■ **SUPPLIED RECORDS**:
┏━━
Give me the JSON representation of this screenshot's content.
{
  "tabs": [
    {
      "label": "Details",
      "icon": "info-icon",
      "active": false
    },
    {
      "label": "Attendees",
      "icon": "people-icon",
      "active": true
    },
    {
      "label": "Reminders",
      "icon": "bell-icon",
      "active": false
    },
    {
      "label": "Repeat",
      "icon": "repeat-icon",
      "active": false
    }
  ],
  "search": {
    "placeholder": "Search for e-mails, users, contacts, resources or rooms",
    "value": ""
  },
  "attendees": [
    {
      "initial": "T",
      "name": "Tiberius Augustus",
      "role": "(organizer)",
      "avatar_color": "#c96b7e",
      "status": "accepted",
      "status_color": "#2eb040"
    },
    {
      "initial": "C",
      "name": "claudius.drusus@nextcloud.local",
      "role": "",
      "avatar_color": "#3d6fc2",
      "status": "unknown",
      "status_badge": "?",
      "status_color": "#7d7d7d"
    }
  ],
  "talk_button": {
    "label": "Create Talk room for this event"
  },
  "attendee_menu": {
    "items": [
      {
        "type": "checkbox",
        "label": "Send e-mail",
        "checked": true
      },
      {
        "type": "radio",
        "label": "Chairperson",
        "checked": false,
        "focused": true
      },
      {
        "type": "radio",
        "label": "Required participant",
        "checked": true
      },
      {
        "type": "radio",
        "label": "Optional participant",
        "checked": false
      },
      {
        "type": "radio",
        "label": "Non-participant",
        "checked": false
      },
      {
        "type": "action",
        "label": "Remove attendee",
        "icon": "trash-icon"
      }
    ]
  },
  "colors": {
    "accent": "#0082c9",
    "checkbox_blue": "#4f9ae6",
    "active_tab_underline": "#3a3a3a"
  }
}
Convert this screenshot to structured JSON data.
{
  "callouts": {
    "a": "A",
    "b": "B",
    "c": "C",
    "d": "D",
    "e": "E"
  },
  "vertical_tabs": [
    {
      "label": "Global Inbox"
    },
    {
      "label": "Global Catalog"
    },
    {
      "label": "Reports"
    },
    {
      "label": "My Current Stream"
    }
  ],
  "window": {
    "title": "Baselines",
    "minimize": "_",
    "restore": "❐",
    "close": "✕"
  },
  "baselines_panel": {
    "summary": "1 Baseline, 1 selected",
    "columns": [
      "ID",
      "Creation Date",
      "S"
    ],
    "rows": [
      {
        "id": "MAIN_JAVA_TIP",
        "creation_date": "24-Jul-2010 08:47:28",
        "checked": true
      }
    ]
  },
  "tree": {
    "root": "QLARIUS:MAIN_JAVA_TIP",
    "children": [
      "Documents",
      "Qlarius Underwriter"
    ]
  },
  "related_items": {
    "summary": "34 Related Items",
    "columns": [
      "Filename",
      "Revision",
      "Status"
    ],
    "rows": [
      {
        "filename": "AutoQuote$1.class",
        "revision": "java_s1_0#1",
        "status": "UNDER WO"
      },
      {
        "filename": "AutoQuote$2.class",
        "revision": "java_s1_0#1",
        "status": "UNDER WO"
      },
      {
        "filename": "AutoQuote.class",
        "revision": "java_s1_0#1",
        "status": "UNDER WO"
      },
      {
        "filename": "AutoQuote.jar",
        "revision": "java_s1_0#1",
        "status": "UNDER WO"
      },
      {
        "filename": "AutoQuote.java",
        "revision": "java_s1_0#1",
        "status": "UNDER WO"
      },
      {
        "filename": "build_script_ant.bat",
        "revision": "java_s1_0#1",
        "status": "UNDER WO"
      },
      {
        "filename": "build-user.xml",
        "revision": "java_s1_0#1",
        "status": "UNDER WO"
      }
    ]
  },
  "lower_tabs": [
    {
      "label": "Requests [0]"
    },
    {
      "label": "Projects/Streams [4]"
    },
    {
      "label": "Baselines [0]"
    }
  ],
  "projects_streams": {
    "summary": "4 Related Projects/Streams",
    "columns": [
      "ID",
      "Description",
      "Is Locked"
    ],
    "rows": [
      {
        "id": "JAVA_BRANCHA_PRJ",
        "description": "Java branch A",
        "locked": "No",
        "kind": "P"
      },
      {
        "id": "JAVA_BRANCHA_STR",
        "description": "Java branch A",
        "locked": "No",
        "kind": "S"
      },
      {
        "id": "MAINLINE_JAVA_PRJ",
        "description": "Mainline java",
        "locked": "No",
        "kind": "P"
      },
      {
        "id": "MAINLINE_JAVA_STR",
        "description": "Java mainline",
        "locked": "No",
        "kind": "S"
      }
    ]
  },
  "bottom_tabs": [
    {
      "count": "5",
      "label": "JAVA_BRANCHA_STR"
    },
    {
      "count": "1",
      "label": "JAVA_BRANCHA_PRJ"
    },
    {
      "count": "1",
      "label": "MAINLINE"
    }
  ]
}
┗━━
■ **REQUIREMENTS**: Print every line of the records exactly. Omit nothing.

■ **TASK RESULT**:
Give me the JSON representation of this screenshot's content.
{
  "tabs": [
    {
      "label": "Details",
      "icon": "info-icon",
      "active": false
    },
    {
      "label": "Attendees",
      "icon": "people-icon",
      "active": true
    },
    {
      "label": "Reminders",
      "icon": "bell-icon",
      "active": false
    },
    {
      "label": "Repeat",
      "icon": "repeat-icon",
      "active": false
    }
  ],
  "search": {
    "placeholder": "Search for e-mails, users, contacts, resources or rooms",
    "value": ""
  },
  "attendees": [
    {
      "initial": "T",
      "name": "Tiberius Augustus",
      "role": "(organizer)",
      "avatar_color": "#c96b7e",
      "status": "accepted",
      "status_color": "#2eb040"
    },
    {
      "initial": "C",
      "name": "claudius.drusus@nextcloud.local",
      "role": "",
      "avatar_color": "#3d6fc2",
      "status": "unknown",
      "status_badge": "?",
      "status_color": "#7d7d7d"
    }
  ],
  "talk_button": {
    "label": "Create Talk room for this event"
  },
  "attendee_menu": {
    "items": [
      {
        "type": "checkbox",
        "label": "Send e-mail",
        "checked": true
      },
      {
        "type": "radio",
        "label": "Chairperson",
        "checked": false,
        "focused": true
      },
      {
        "type": "radio",
        "label": "Required participant",
        "checked": true
      },
      {
        "type": "radio",
        "label": "Optional participant",
        "checked": false
      },
      {
        "type": "radio",
        "label": "Non-participant",
        "checked": false
      },
      {
        "type": "action",
        "label": "Remove attendee",
        "icon": "trash-icon"
      }
    ]
  },
  "colors": {
    "accent": "#0082c9",
    "checkbox_blue": "#4f9ae6",
    "active_tab_underline": "#3a3a3a"
  }
}
Convert this screenshot to structured JSON data.
{
  "callouts": {
    "a": "A",
    "b": "B",
    "c": "C",
    "d": "D",
    "e": "E"
  },
  "vertical_tabs": [
    {
      "label": "Global Inbox"
    },
    {
      "label": "Global Catalog"
    },
    {
      "label": "Reports"
    },
    {
      "label": "My Current Stream"
    }
  ],
  "window": {
    "title": "Baselines",
    "minimize": "_",
    "restore": "❐",
    "close": "✕"
  },
  "baselines_panel": {
    "summary": "1 Baseline, 1 selected",
    "columns": [
      "ID",
      "Creation Date",
      "S"
    ],
    "rows": [
      {
        "id": "MAIN_JAVA_TIP",
        "creation_date": "24-Jul-2010 08:47:28",
        "checked": true
      }
    ]
  },
  "tree": {
    "root": "QLARIUS:MAIN_JAVA_TIP",
    "children": [
      "Documents",
      "Qlarius Underwriter"
    ]
  },
  "related_items": {
    "summary": "34 Related Items",
    "columns": [
      "Filename",
      "Revision",
      "Status"
    ],
    "rows": [
      {
        "filename": "AutoQuote$1.class",
        "revision": "java_s1_0#1",
        "status": "UNDER WO"
      },
      {
        "filename": "AutoQuote$2.class",
        "revision": "java_s1_0#1",
        "status": "UNDER WO"
      },
      {
        "filename": "AutoQuote.class",
        "revision": "java_s1_0#1",
        "status": "UNDER WO"
      },
      {
        "filename": "AutoQuote.jar",
        "revision": "java_s1_0#1",
        "status": "UNDER WO"
      },
      {
        "filename": "AutoQuote.java",
        "revision": "java_s1_0#1",
        "status": "UNDER WO"
      },
      {
        "filename": "build_script_ant.bat",
        "revision": "java_s1_0#1",
        "status": "UNDER WO"
      },
      {
        "filename": "build-user.xml",
        "revision": "java_s1_0#1",
        "status": "UNDER WO"
      }
    ]
  },
  "lower_tabs": [
    {
      "label": "Requests [0]"
    },
    {
      "label": "Projects/Streams [4]"
    },
    {
      "label": "Baselines [0]"
    }
  ],
  "projects_streams": {
    "summary": "4 Related Projects/Streams",
    "columns": [
      "ID",
      "Description",
      "Is Locked"
    ],
    "rows": [
      {
        "id": "JAVA_BRANCHA_PRJ",
        "description": "Java branch A",
        "locked": "No",
        "kind": "P"
      },
      {
        "id": "JAVA_BRANCHA_STR",
        "description": "Java branch A",
        "locked": "No",
        "kind": "S"
      },
      {
        "id": "MAINLINE_JAVA_PRJ",
        "description": "Mainline java",
        "locked": "No",
        "kind": "P"
      },
      {
        "id": "MAINLINE_JAVA_STR",
        "description": "Java mainline",
        "locked": "No",
        "kind": "S"
      }
    ]
  },
  "bottom_tabs": [
    {
      "count": "5",
      "label": "JAVA_BRANCHA_STR"
    },
    {
      "count": "1",
      "label": "JAVA_BRANCHA_PRJ"
    },
    {
      "count": "1",
      "label": "MAINLINE"
    }
  ]
}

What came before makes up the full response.